* **Set task**
Extract every line that includes the string "Zásobování".

* **Entries with figure data**
________________

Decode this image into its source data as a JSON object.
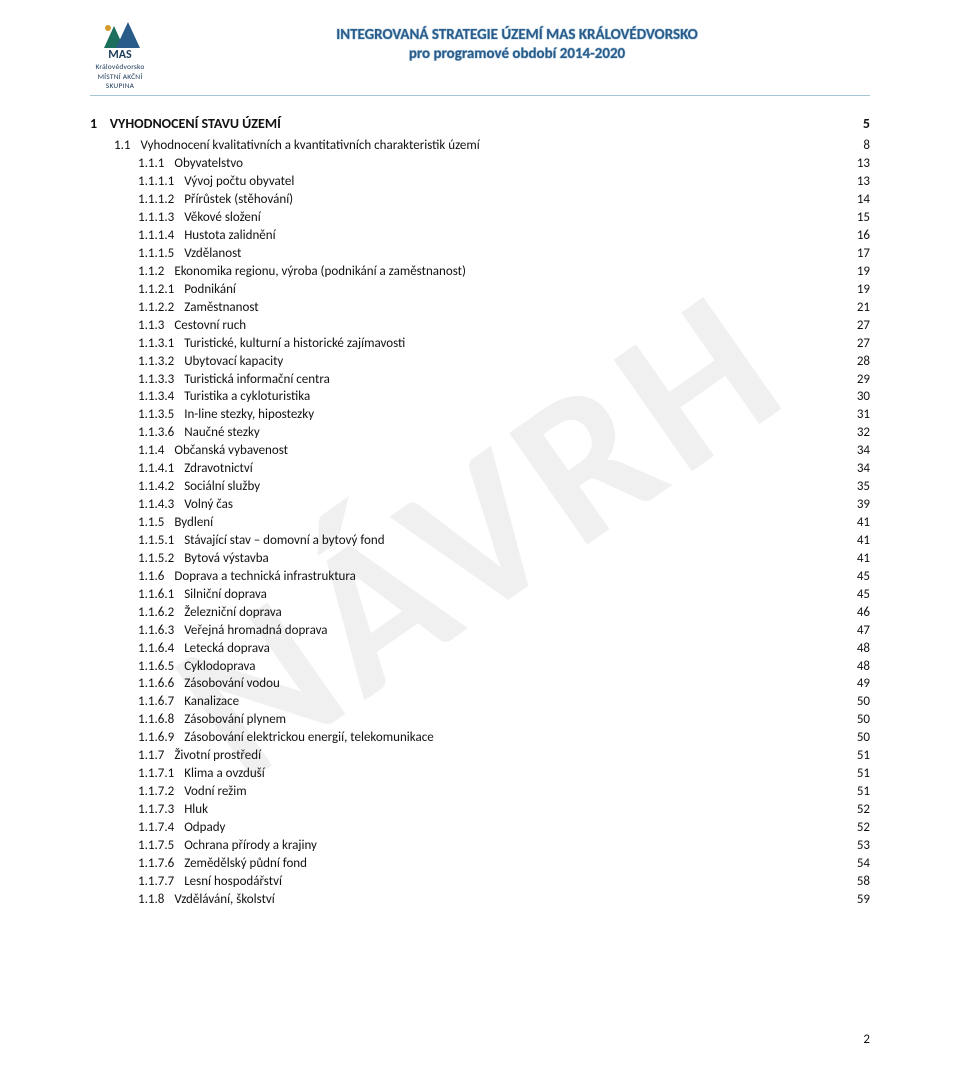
{
  "watermark": "NÁVRH",
  "header": {
    "logo_label": "MAS",
    "logo_sub": "Královédvorsko",
    "logo_bottom": "MÍSTNÍ AKČNÍ SKUPINA",
    "title_line1": "INTEGROVANÁ STRATEGIE ÚZEMÍ MAS KRÁLOVÉDVORSKO",
    "title_line2": "pro programové období 2014-2020"
  },
  "footer_page": "2",
  "toc": {
    "h1": {
      "num": "1",
      "title": "VYHODNOCENÍ STAVU ÚZEMÍ",
      "page": "5"
    },
    "rows": [
      {
        "lvl": 2,
        "num": "1.1",
        "title": "Vyhodnocení kvalitativních a kvantitativních charakteristik území",
        "page": "8"
      },
      {
        "lvl": 3,
        "num": "1.1.1",
        "title": "Obyvatelstvo",
        "page": "13"
      },
      {
        "lvl": 3,
        "num": "1.1.1.1",
        "title": "Vývoj počtu obyvatel",
        "page": "13"
      },
      {
        "lvl": 3,
        "num": "1.1.1.2",
        "title": "Přírůstek (stěhování)",
        "page": "14"
      },
      {
        "lvl": 3,
        "num": "1.1.1.3",
        "title": "Věkové složení",
        "page": "15"
      },
      {
        "lvl": 3,
        "num": "1.1.1.4",
        "title": "Hustota zalidnění",
        "page": "16"
      },
      {
        "lvl": 3,
        "num": "1.1.1.5",
        "title": "Vzdělanost",
        "page": "17"
      },
      {
        "lvl": 3,
        "num": "1.1.2",
        "title": "Ekonomika regionu, výroba (podnikání a zaměstnanost)",
        "page": "19"
      },
      {
        "lvl": 3,
        "num": "1.1.2.1",
        "title": "Podnikání",
        "page": "19"
      },
      {
        "lvl": 3,
        "num": "1.1.2.2",
        "title": "Zaměstnanost",
        "page": "21"
      },
      {
        "lvl": 3,
        "num": "1.1.3",
        "title": "Cestovní ruch",
        "page": "27"
      },
      {
        "lvl": 3,
        "num": "1.1.3.1",
        "title": "Turistické, kulturní a historické zajímavosti",
        "page": "27"
      },
      {
        "lvl": 3,
        "num": "1.1.3.2",
        "title": "Ubytovací kapacity",
        "page": "28"
      },
      {
        "lvl": 3,
        "num": "1.1.3.3",
        "title": "Turistická informační centra",
        "page": "29"
      },
      {
        "lvl": 3,
        "num": "1.1.3.4",
        "title": "Turistika a cykloturistika",
        "page": "30"
      },
      {
        "lvl": 3,
        "num": "1.1.3.5",
        "title": "In-line stezky, hipostezky",
        "page": "31"
      },
      {
        "lvl": 3,
        "num": "1.1.3.6",
        "title": "Naučné stezky",
        "page": "32"
      },
      {
        "lvl": 3,
        "num": "1.1.4",
        "title": "Občanská vybavenost",
        "page": "34"
      },
      {
        "lvl": 3,
        "num": "1.1.4.1",
        "title": "Zdravotnictví",
        "page": "34"
      },
      {
        "lvl": 3,
        "num": "1.1.4.2",
        "title": "Sociální služby",
        "page": "35"
      },
      {
        "lvl": 3,
        "num": "1.1.4.3",
        "title": "Volný čas",
        "page": "39"
      },
      {
        "lvl": 3,
        "num": "1.1.5",
        "title": "Bydlení",
        "page": "41"
      },
      {
        "lvl": 3,
        "num": "1.1.5.1",
        "title": "Stávající stav – domovní a bytový fond",
        "page": "41"
      },
      {
        "lvl": 3,
        "num": "1.1.5.2",
        "title": "Bytová výstavba",
        "page": "41"
      },
      {
        "lvl": 3,
        "num": "1.1.6",
        "title": "Doprava a technická infrastruktura",
        "page": "45"
      },
      {
        "lvl": 3,
        "num": "1.1.6.1",
        "title": "Silniční doprava",
        "page": "45"
      },
      {
        "lvl": 3,
        "num": "1.1.6.2",
        "title": "Železniční doprava",
        "page": "46"
      },
      {
        "lvl": 3,
        "num": "1.1.6.3",
        "title": "Veřejná hromadná doprava",
        "page": "47"
      },
      {
        "lvl": 3,
        "num": "1.1.6.4",
        "title": "Letecká doprava",
        "page": "48"
      },
      {
        "lvl": 3,
        "num": "1.1.6.5",
        "title": "Cyklodoprava",
        "page": "48"
      },
      {
        "lvl": 3,
        "num": "1.1.6.6",
        "title": "Zásobování vodou",
        "page": "49"
      },
      {
        "lvl": 3,
        "num": "1.1.6.7",
        "title": "Kanalizace",
        "page": "50"
      },
      {
        "lvl": 3,
        "num": "1.1.6.8",
        "title": "Zásobování plynem",
        "page": "50"
      },
      {
        "lvl": 3,
        "num": "1.1.6.9",
        "title": "Zásobování elektrickou energií, telekomunikace",
        "page": "50"
      },
      {
        "lvl": 3,
        "num": "1.1.7",
        "title": "Životní prostředí",
        "page": "51"
      },
      {
        "lvl": 3,
        "num": "1.1.7.1",
        "title": "Klima a ovzduší",
        "page": "51"
      },
      {
        "lvl": 3,
        "num": "1.1.7.2",
        "title": "Vodní režim",
        "page": "51"
      },
      {
        "lvl": 3,
        "num": "1.1.7.3",
        "title": "Hluk",
        "page": "52"
      },
      {
        "lvl": 3,
        "num": "1.1.7.4",
        "title": "Odpady",
        "page": "52"
      },
      {
        "lvl": 3,
        "num": "1.1.7.5",
        "title": "Ochrana přírody a krajiny",
        "page": "53"
      },
      {
        "lvl": 3,
        "num": "1.1.7.6",
        "title": "Zemědělský půdní fond",
        "page": "54"
      },
      {
        "lvl": 3,
        "num": "1.1.7.7",
        "title": "Lesní hospodářství",
        "page": "58"
      },
      {
        "lvl": 3,
        "num": "1.1.8",
        "title": "Vzdělávání, školství",
        "page": "59"
      }
    ]
  }
}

________________

* **Finished task**
        "title": "Zásobování vodou",
        "title": "Zásobování plynem",
        "title": "Zásobování elektrickou energií, telekomunikace",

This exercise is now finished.